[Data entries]
___

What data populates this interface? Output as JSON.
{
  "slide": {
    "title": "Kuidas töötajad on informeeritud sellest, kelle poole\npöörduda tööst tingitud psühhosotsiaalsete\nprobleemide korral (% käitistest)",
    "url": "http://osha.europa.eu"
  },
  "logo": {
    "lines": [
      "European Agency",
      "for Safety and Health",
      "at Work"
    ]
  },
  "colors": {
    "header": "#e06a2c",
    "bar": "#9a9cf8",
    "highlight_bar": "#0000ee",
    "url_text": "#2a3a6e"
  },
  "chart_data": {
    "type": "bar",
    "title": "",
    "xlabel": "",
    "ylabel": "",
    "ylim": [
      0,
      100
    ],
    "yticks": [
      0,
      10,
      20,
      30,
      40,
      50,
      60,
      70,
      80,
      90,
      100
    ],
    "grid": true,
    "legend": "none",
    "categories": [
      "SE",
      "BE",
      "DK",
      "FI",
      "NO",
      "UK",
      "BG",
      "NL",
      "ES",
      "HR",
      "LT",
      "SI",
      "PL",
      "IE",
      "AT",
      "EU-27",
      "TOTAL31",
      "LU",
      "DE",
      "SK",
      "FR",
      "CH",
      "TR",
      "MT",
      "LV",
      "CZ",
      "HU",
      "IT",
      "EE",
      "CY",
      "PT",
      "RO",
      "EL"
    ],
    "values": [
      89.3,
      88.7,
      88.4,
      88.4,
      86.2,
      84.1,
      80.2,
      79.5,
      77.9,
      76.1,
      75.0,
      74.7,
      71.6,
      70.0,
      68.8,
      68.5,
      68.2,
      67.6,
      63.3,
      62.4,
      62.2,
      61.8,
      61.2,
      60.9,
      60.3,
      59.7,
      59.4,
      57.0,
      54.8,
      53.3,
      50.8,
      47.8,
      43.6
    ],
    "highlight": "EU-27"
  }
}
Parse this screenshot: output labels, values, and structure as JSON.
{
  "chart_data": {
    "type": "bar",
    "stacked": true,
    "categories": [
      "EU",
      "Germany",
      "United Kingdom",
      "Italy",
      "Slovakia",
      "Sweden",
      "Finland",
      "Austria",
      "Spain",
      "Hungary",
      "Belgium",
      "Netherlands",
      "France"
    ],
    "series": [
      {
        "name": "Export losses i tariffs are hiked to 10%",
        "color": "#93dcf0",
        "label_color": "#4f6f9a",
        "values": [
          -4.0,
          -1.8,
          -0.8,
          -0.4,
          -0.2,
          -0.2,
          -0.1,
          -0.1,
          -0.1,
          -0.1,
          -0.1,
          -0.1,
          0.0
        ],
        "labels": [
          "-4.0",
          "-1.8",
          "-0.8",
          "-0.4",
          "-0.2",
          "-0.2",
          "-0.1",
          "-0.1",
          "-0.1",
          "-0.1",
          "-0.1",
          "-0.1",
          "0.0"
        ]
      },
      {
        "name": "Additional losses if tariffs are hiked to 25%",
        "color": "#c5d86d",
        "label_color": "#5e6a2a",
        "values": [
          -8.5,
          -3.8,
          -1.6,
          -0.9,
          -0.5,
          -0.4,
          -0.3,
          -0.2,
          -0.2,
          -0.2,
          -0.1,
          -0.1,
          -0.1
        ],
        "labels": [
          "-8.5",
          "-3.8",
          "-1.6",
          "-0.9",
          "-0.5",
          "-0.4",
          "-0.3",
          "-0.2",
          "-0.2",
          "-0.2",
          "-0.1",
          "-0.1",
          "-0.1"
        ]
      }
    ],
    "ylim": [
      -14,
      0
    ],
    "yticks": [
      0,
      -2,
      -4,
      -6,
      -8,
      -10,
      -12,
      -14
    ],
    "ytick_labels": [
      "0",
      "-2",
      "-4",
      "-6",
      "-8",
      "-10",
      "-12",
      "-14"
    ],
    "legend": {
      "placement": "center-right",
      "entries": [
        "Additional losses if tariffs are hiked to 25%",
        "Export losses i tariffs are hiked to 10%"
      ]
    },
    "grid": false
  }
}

___

= Written instruction =
All of the data needs to be reproduced exactly, with no line missing.

= Final result =
What data populates this interface? Output as JSON.
{
  "slide": {
    "title": "Kuidas töötajad on informeeritud sellest, kelle poole\npöörduda tööst tingitud psühhosotsiaalsete\nprobleemide korral (% käitistest)",
    "url": "http://osha.europa.eu"
  },
  "logo": {
    "lines": [
      "European Agency",
      "for Safety and Health",
      "at Work"
    ]
  },
  "colors": {
    "header": "#e06a2c",
    "bar": "#9a9cf8",
    "highlight_bar": "#0000ee",
    "url_text": "#2a3a6e"
  },
  "chart_data": {
    "type": "bar",
    "title": "",
    "xlabel": "",
    "ylabel": "",
    "ylim": [
      0,
      100
    ],
    "yticks": [
      0,
      10,
      20,
      30,
      40,
      50,
      60,
      70,
      80,
      90,
      100
    ],
    "grid": true,
    "legend": "none",
    "categories": [
      "SE",
      "BE",
      "DK",
      "FI",
      "NO",
      "UK",
      "BG",
      "NL",
      "ES",
      "HR",
      "LT",
      "SI",
      "PL",
      "IE",
      "AT",
      "EU-27",
      "TOTAL31",
      "LU",
      "DE",
      "SK",
      "FR",
      "CH",
      "TR",
      "MT",
      "LV",
      "CZ",
      "HU",
      "IT",
      "EE",
      "CY",
      "PT",
      "RO",
      "EL"
    ],
    "values": [
      89.3,
      88.7,
      88.4,
      88.4,
      86.2,
      84.1,
      80.2,
      79.5,
      77.9,
      76.1,
      75.0,
      74.7,
      71.6,
      70.0,
      68.8,
      68.5,
      68.2,
      67.6,
      63.3,
      62.4,
      62.2,
      61.8,
      61.2,
      60.9,
      60.3,
      59.7,
      59.4,
      57.0,
      54.8,
      53.3,
      50.8,
      47.8,
      43.6
    ],
    "highlight": "EU-27"
  }
}
Parse this screenshot: output labels, values, and structure as JSON.
{
  "chart_data": {
    "type": "bar",
    "stacked": true,
    "categories": [
      "EU",
      "Germany",
      "United Kingdom",
      "Italy",
      "Slovakia",
      "Sweden",
      "Finland",
      "Austria",
      "Spain",
      "Hungary",
      "Belgium",
      "Netherlands",
      "France"
    ],
    "series": [
      {
        "name": "Export losses i tariffs are hiked to 10%",
        "color": "#93dcf0",
        "label_color": "#4f6f9a",
        "values": [
          -4.0,
          -1.8,
          -0.8,
          -0.4,
          -0.2,
          -0.2,
          -0.1,
          -0.1,
          -0.1,
          -0.1,
          -0.1,
          -0.1,
          0.0
        ],
        "labels": [
          "-4.0",
          "-1.8",
          "-0.8",
          "-0.4",
          "-0.2",
          "-0.2",
          "-0.1",
          "-0.1",
          "-0.1",
          "-0.1",
          "-0.1",
          "-0.1",
          "0.0"
        ]
      },
      {
        "name": "Additional losses if tariffs are hiked to 25%",
        "color": "#c5d86d",
        "label_color": "#5e6a2a",
        "values": [
          -8.5,
          -3.8,
          -1.6,
          -0.9,
          -0.5,
          -0.4,
          -0.3,
          -0.2,
          -0.2,
          -0.2,
          -0.1,
          -0.1,
          -0.1
        ],
        "labels": [
          "-8.5",
          "-3.8",
          "-1.6",
          "-0.9",
          "-0.5",
          "-0.4",
          "-0.3",
          "-0.2",
          "-0.2",
          "-0.2",
          "-0.1",
          "-0.1",
          "-0.1"
        ]
      }
    ],
    "ylim": [
      -14,
      0
    ],
    "yticks": [
      0,
      -2,
      -4,
      -6,
      -8,
      -10,
      -12,
      -14
    ],
    "ytick_labels": [
      "0",
      "-2",
      "-4",
      "-6",
      "-8",
      "-10",
      "-12",
      "-14"
    ],
    "legend": {
      "placement": "center-right",
      "entries": [
        "Additional losses if tariffs are hiked to 25%",
        "Export losses i tariffs are hiked to 10%"
      ]
    },
    "grid": false
  }
}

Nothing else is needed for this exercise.